— START OF Dataset —
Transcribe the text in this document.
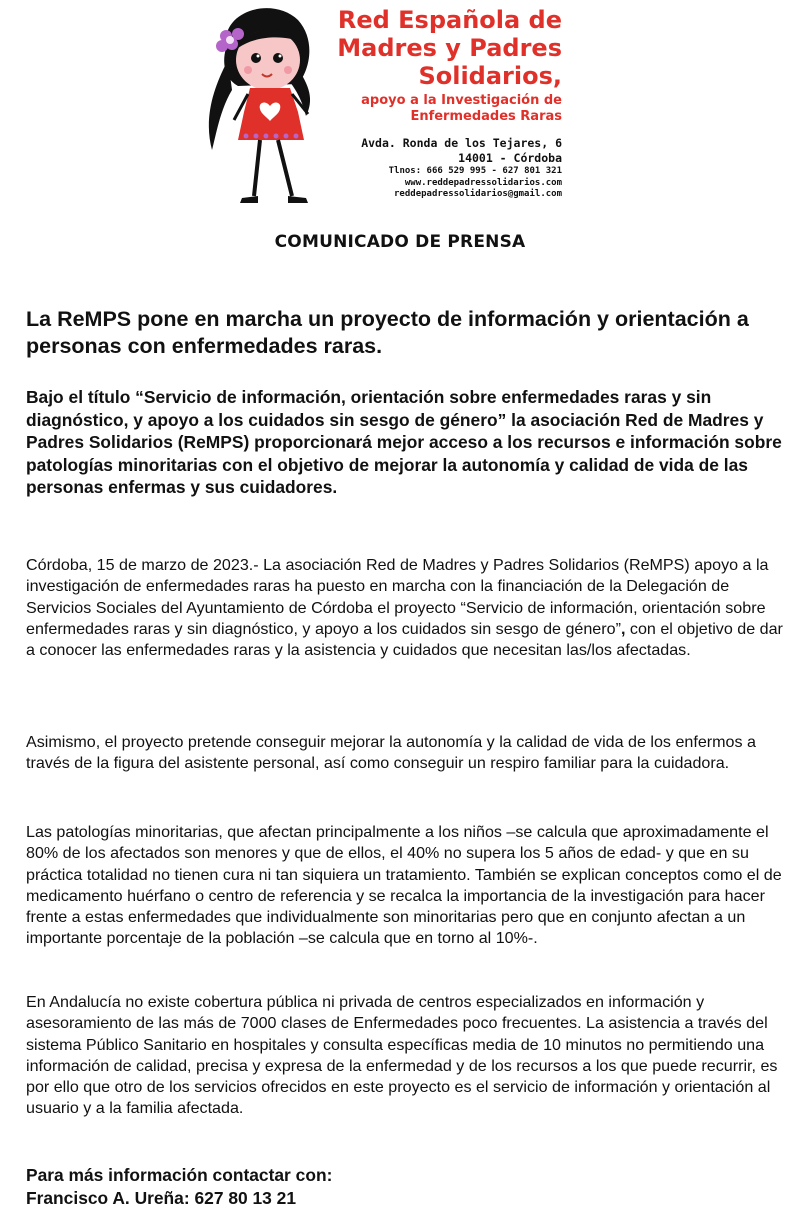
Red Española de
Madres y Padres
Solidarios,
apoyo a la Investigación de
Enfermedades Raras
Avda. Ronda de los Tejares, 6
14001 - Córdoba
Tlnos: 666 529 995 - 627 801 321
www.reddepadressolidarios.com
reddepadressolidarios@gmail.com
COMUNICADO DE PRENSA
La ReMPS pone en marcha un proyecto de información y orientación a personas con enfermedades raras.

Bajo el título “Servicio de información, orientación sobre enfermedades raras y sin diagnóstico, y apoyo a los cuidados sin sesgo de género” la asociación Red de Madres y Padres Solidarios (ReMPS) proporcionará mejor acceso a los recursos e información sobre patologías minoritarias con el objetivo de mejorar la autonomía y calidad de vida de las personas enfermas y sus cuidadores.

Córdoba, 15 de marzo de 2023.- La asociación Red de Madres y Padres Solidarios (ReMPS) apoyo a la investigación de enfermedades raras ha puesto en marcha con la financiación de la Delegación de Servicios Sociales del Ayuntamiento de Córdoba el proyecto “Servicio de información, orientación sobre enfermedades raras y sin diagnóstico, y apoyo a los cuidados sin sesgo de género”, con el objetivo de dar a conocer las enfermedades raras y la asistencia y cuidados que necesitan las/los afectadas.

Asimismo, el proyecto pretende conseguir mejorar la autonomía y la calidad de vida de los enfermos a través de la figura del asistente personal, así como conseguir un respiro familiar para la cuidadora.

Las patologías minoritarias, que afectan principalmente a los niños –se calcula que aproximadamente el 80% de los afectados son menores y que de ellos, el 40% no supera los 5 años de edad- y que en su práctica totalidad no tienen cura ni tan siquiera un tratamiento. También se explican conceptos como el de medicamento huérfano o centro de referencia y se recalca la importancia de la investigación para hacer frente a estas enfermedades que individualmente son minoritarias pero que en conjunto afectan a un importante porcentaje de la población –se calcula que en torno al 10%-.

En Andalucía no existe cobertura pública ni privada de centros especializados en información y asesoramiento de las más de 7000 clases de Enfermedades poco frecuentes. La asistencia a través del sistema Público Sanitario en hospitales y consulta específicas media de 10 minutos no permitiendo una información de calidad, precisa y expresa de la enfermedad y de los recursos a los que puede recurrir, es por ello que otro de los servicios ofrecidos en este proyecto es el servicio de información y orientación al usuario y a la familia afectada.

Para más información contactar con:
Francisco A. Ureña: 627 80 13 21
— END OF Dataset —
◆ **Aim of the task**: Pictures are to be left out; all else in the entries above is to be quoted exactly.

◆ **Full solution**:
Transcribe the text in this document.
Red Española de
Madres y Padres
Solidarios,
apoyo a la Investigación de
Enfermedades Raras
Avda. Ronda de los Tejares, 6
14001 - Córdoba
Tlnos: 666 529 995 - 627 801 321
www.reddepadressolidarios.com
reddepadressolidarios@gmail.com
COMUNICADO DE PRENSA
La ReMPS pone en marcha un proyecto de información y orientación a personas con enfermedades raras.

Bajo el título “Servicio de información, orientación sobre enfermedades raras y sin diagnóstico, y apoyo a los cuidados sin sesgo de género” la asociación Red de Madres y Padres Solidarios (ReMPS) proporcionará mejor acceso a los recursos e información sobre patologías minoritarias con el objetivo de mejorar la autonomía y calidad de vida de las personas enfermas y sus cuidadores.

Córdoba, 15 de marzo de 2023.- La asociación Red de Madres y Padres Solidarios (ReMPS) apoyo a la investigación de enfermedades raras ha puesto en marcha con la financiación de la Delegación de Servicios Sociales del Ayuntamiento de Córdoba el proyecto “Servicio de información, orientación sobre enfermedades raras y sin diagnóstico, y apoyo a los cuidados sin sesgo de género”, con el objetivo de dar a conocer las enfermedades raras y la asistencia y cuidados que necesitan las/los afectadas.

Asimismo, el proyecto pretende conseguir mejorar la autonomía y la calidad de vida de los enfermos a través de la figura del asistente personal, así como conseguir un respiro familiar para la cuidadora.

Las patologías minoritarias, que afectan principalmente a los niños –se calcula que aproximadamente el 80% de los afectados son menores y que de ellos, el 40% no supera los 5 años de edad- y que en su práctica totalidad no tienen cura ni tan siquiera un tratamiento. También se explican conceptos como el de medicamento huérfano o centro de referencia y se recalca la importancia de la investigación para hacer frente a estas enfermedades que individualmente son minoritarias pero que en conjunto afectan a un importante porcentaje de la población –se calcula que en torno al 10%-.

En Andalucía no existe cobertura pública ni privada de centros especializados en información y asesoramiento de las más de 7000 clases de Enfermedades poco frecuentes. La asistencia a través del sistema Público Sanitario en hospitales y consulta específicas media de 10 minutos no permitiendo una información de calidad, precisa y expresa de la enfermedad y de los recursos a los que puede recurrir, es por ello que otro de los servicios ofrecidos en este proyecto es el servicio de información y orientación al usuario y a la familia afectada.

Para más información contactar con:
Francisco A. Ureña: 627 80 13 21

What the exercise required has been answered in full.